Your instructions
Go through the material below and count the lines with the string "nCases"; the number is the whole answer.

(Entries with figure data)

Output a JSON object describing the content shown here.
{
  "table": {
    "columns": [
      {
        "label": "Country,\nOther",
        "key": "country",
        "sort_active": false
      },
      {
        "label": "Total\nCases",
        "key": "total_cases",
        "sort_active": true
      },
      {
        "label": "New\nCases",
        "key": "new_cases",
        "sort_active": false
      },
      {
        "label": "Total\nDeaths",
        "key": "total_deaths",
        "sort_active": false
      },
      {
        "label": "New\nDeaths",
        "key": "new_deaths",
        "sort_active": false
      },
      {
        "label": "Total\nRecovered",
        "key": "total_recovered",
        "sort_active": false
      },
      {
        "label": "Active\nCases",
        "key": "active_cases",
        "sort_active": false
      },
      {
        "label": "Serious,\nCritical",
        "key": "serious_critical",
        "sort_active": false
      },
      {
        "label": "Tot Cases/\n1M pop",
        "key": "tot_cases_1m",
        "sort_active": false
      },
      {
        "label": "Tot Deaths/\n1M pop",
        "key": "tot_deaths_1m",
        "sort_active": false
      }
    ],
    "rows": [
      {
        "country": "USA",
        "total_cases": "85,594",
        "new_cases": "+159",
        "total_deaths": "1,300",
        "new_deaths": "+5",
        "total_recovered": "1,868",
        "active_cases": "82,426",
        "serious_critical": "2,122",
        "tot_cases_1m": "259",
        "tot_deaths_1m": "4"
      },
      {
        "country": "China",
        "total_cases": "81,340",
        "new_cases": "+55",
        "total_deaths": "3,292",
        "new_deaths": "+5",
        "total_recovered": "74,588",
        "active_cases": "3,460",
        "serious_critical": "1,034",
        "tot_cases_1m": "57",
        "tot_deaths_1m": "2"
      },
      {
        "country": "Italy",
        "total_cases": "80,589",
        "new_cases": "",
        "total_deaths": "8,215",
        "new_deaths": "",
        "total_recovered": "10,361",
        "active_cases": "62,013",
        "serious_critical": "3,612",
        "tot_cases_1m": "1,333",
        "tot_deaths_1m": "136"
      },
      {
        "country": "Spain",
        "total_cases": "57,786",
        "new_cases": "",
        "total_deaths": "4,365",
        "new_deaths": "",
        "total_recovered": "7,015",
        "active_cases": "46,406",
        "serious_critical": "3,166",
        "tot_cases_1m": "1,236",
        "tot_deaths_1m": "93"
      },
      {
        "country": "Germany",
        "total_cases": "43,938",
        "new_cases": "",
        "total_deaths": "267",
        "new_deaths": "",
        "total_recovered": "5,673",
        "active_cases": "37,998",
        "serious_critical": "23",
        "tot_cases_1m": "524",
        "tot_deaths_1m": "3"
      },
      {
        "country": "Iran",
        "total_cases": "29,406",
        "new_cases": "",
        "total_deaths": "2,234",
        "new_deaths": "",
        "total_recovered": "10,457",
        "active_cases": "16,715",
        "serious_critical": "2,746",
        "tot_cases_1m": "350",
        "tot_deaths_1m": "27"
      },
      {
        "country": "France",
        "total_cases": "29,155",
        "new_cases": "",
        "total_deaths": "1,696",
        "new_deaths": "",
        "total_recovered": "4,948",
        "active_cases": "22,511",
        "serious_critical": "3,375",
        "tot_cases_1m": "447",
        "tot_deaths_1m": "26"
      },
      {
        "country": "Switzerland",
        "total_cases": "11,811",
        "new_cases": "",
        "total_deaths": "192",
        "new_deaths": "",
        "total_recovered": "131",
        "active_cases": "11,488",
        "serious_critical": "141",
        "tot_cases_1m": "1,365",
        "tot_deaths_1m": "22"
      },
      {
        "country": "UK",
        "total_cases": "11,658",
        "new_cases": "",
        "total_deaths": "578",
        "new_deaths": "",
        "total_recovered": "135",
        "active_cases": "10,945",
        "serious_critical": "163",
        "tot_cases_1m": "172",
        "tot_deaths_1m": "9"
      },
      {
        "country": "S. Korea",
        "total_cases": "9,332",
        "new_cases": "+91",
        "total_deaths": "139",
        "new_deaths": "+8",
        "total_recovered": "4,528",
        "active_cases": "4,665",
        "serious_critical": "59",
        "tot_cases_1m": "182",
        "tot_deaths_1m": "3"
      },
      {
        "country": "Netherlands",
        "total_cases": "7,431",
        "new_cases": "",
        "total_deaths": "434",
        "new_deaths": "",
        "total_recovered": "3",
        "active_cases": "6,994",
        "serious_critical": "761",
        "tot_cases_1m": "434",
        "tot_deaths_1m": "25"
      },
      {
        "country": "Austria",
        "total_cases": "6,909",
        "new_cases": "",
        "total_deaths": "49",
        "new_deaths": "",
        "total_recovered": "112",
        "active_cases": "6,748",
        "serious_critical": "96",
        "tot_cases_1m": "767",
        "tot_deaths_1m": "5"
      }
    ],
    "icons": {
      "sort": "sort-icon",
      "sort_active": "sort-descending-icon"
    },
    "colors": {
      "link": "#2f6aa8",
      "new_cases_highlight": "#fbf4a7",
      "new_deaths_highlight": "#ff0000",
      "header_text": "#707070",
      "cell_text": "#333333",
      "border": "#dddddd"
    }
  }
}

Task result
3